____ Records for this exercise

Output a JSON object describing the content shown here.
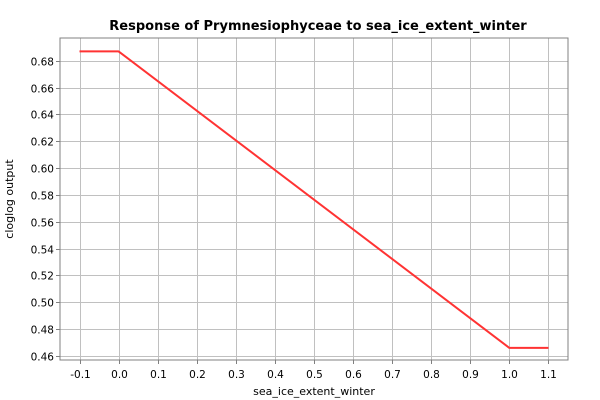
{
  "chart_data": {
    "type": "line",
    "title": "Response of Prymnesiophyceae to sea_ice_extent_winter",
    "xlabel": "sea_ice_extent_winter",
    "ylabel": "cloglog output",
    "xlim": [
      -0.15,
      1.15
    ],
    "ylim": [
      0.457,
      0.697
    ],
    "xticks": [
      -0.1,
      0.0,
      0.1,
      0.2,
      0.3,
      0.4,
      0.5,
      0.6,
      0.7,
      0.8,
      0.9,
      1.0,
      1.1
    ],
    "xtick_labels": [
      "-0.1",
      "0.0",
      "0.1",
      "0.2",
      "0.3",
      "0.4",
      "0.5",
      "0.6",
      "0.7",
      "0.8",
      "0.9",
      "1.0",
      "1.1"
    ],
    "yticks": [
      0.46,
      0.48,
      0.5,
      0.52,
      0.54,
      0.56,
      0.58,
      0.6,
      0.62,
      0.64,
      0.66,
      0.68
    ],
    "ytick_labels": [
      "0.46",
      "0.48",
      "0.50",
      "0.52",
      "0.54",
      "0.56",
      "0.58",
      "0.60",
      "0.62",
      "0.64",
      "0.66",
      "0.68"
    ],
    "grid": true,
    "series": [
      {
        "color": "#ff3333",
        "x": [
          -0.1,
          0.0,
          1.0,
          1.1
        ],
        "y": [
          0.687,
          0.687,
          0.466,
          0.466
        ]
      }
    ]
  }
}
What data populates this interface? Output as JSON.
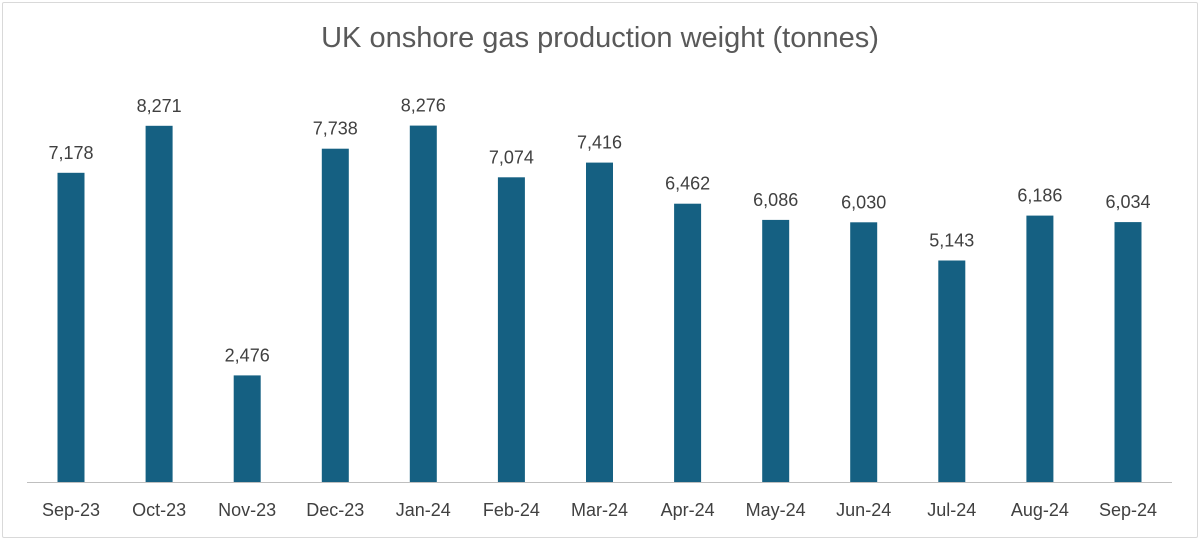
{
  "chart_data": {
    "type": "bar",
    "title": "UK onshore gas production weight (tonnes)",
    "categories": [
      "Sep-23",
      "Oct-23",
      "Nov-23",
      "Dec-23",
      "Jan-24",
      "Feb-24",
      "Mar-24",
      "Apr-24",
      "May-24",
      "Jun-24",
      "Jul-24",
      "Aug-24",
      "Sep-24"
    ],
    "values": [
      7178,
      8271,
      2476,
      7738,
      8276,
      7074,
      7416,
      6462,
      6086,
      6030,
      5143,
      6186,
      6034
    ],
    "data_labels": [
      "7,178",
      "8,271",
      "2,476",
      "7,738",
      "8,276",
      "7,074",
      "7,416",
      "6,462",
      "6,086",
      "6,030",
      "5,143",
      "6,186",
      "6,034"
    ],
    "xlabel": "",
    "ylabel": "",
    "ylim": [
      0,
      9000
    ],
    "grid": false,
    "legend": "none",
    "colors": {
      "bar": "#156082",
      "text": "#404040",
      "title": "#595959",
      "axis": "#bfbfbf"
    }
  }
}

________

### [What is asked]
Repeat the data above exactly, but not the pictures.

### [Output for this task]
Output a JSON object describing the content shown here.
{
  "chart_data": {
    "type": "line",
    "title": "Response of Prymnesiophyceae to sea_ice_extent_winter",
    "xlabel": "sea_ice_extent_winter",
    "ylabel": "cloglog output",
    "xlim": [
      -0.15,
      1.15
    ],
    "ylim": [
      0.457,
      0.697
    ],
    "xticks": [
      -0.1,
      0.0,
      0.1,
      0.2,
      0.3,
      0.4,
      0.5,
      0.6,
      0.7,
      0.8,
      0.9,
      1.0,
      1.1
    ],
    "xtick_labels": [
      "-0.1",
      "0.0",
      "0.1",
      "0.2",
      "0.3",
      "0.4",
      "0.5",
      "0.6",
      "0.7",
      "0.8",
      "0.9",
      "1.0",
      "1.1"
    ],
    "yticks": [
      0.46,
      0.48,
      0.5,
      0.52,
      0.54,
      0.56,
      0.58,
      0.6,
      0.62,
      0.64,
      0.66,
      0.68
    ],
    "ytick_labels": [
      "0.46",
      "0.48",
      "0.50",
      "0.52",
      "0.54",
      "0.56",
      "0.58",
      "0.60",
      "0.62",
      "0.64",
      "0.66",
      "0.68"
    ],
    "grid": true,
    "series": [
      {
        "color": "#ff3333",
        "x": [
          -0.1,
          0.0,
          1.0,
          1.1
        ],
        "y": [
          0.687,
          0.687,
          0.466,
          0.466
        ]
      }
    ]
  }
}
What data populates this interface? Output as JSON.
{
  "chart_data": {
    "type": "bar",
    "title": "UK onshore gas production weight (tonnes)",
    "categories": [
      "Sep-23",
      "Oct-23",
      "Nov-23",
      "Dec-23",
      "Jan-24",
      "Feb-24",
      "Mar-24",
      "Apr-24",
      "May-24",
      "Jun-24",
      "Jul-24",
      "Aug-24",
      "Sep-24"
    ],
    "values": [
      7178,
      8271,
      2476,
      7738,
      8276,
      7074,
      7416,
      6462,
      6086,
      6030,
      5143,
      6186,
      6034
    ],
    "data_labels": [
      "7,178",
      "8,271",
      "2,476",
      "7,738",
      "8,276",
      "7,074",
      "7,416",
      "6,462",
      "6,086",
      "6,030",
      "5,143",
      "6,186",
      "6,034"
    ],
    "xlabel": "",
    "ylabel": "",
    "ylim": [
      0,
      9000
    ],
    "grid": false,
    "legend": "none",
    "colors": {
      "bar": "#156082",
      "text": "#404040",
      "title": "#595959",
      "axis": "#bfbfbf"
    }
  }
}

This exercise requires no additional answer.